## TO BE DONE
Repeat, exactly and completely, the entries shown underneath.

## DATA LISTING
╭──
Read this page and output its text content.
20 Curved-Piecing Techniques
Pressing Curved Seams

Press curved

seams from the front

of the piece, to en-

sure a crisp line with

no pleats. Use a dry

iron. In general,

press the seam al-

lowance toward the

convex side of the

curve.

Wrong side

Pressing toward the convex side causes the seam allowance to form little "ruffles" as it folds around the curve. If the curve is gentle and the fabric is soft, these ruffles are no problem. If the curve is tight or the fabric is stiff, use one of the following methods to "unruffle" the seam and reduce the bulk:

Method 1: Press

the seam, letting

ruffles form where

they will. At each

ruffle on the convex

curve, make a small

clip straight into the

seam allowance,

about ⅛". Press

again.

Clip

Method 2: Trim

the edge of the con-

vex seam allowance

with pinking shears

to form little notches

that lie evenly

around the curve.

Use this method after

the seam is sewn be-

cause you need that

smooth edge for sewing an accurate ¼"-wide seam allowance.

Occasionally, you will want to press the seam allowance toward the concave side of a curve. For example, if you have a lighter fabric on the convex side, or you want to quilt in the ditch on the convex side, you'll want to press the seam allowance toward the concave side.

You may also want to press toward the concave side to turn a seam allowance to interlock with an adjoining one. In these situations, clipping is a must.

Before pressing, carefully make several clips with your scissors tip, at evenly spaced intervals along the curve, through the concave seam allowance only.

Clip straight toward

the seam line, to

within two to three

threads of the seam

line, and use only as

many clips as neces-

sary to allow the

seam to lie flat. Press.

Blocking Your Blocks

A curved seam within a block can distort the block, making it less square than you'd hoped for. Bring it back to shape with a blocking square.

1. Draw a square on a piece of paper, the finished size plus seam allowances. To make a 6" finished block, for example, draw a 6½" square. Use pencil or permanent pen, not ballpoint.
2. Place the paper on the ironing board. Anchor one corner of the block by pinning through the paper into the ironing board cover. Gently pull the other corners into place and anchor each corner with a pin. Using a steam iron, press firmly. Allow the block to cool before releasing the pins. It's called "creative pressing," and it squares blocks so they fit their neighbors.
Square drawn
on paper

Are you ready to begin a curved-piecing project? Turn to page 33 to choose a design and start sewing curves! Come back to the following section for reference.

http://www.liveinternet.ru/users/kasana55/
╰──
## PROBLEM SOLUTION
Read this page and output its text content.
20 Curved-Piecing Techniques
Pressing Curved Seams

Press curved

seams from the front

of the piece, to en-

sure a crisp line with

no pleats. Use a dry

iron. In general,

press the seam al-

lowance toward the

convex side of the

curve.

Wrong side

Pressing toward the convex side causes the seam allowance to form little "ruffles" as it folds around the curve. If the curve is gentle and the fabric is soft, these ruffles are no problem. If the curve is tight or the fabric is stiff, use one of the following methods to "unruffle" the seam and reduce the bulk:

Method 1: Press

the seam, letting

ruffles form where

they will. At each

ruffle on the convex

curve, make a small

clip straight into the

seam allowance,

about ⅛". Press

again.

Clip

Method 2: Trim

the edge of the con-

vex seam allowance

with pinking shears

to form little notches

that lie evenly

around the curve.

Use this method after

the seam is sewn be-

cause you need that

smooth edge for sewing an accurate ¼"-wide seam allowance.

Occasionally, you will want to press the seam allowance toward the concave side of a curve. For example, if you have a lighter fabric on the convex side, or you want to quilt in the ditch on the convex side, you'll want to press the seam allowance toward the concave side.

You may also want to press toward the concave side to turn a seam allowance to interlock with an adjoining one. In these situations, clipping is a must.

Before pressing, carefully make several clips with your scissors tip, at evenly spaced intervals along the curve, through the concave seam allowance only.

Clip straight toward

the seam line, to

within two to three

threads of the seam

line, and use only as

many clips as neces-

sary to allow the

seam to lie flat. Press.

Blocking Your Blocks

A curved seam within a block can distort the block, making it less square than you'd hoped for. Bring it back to shape with a blocking square.

1. Draw a square on a piece of paper, the finished size plus seam allowances. To make a 6" finished block, for example, draw a 6½" square. Use pencil or permanent pen, not ballpoint.
2. Place the paper on the ironing board. Anchor one corner of the block by pinning through the paper into the ironing board cover. Gently pull the other corners into place and anchor each corner with a pin. Using a steam iron, press firmly. Allow the block to cool before releasing the pins. It's called "creative pressing," and it squares blocks so they fit their neighbors.
Square drawn
on paper

Are you ready to begin a curved-piecing project? Turn to page 33 to choose a design and start sewing curves! Come back to the following section for reference.

http://www.liveinternet.ru/users/kasana55/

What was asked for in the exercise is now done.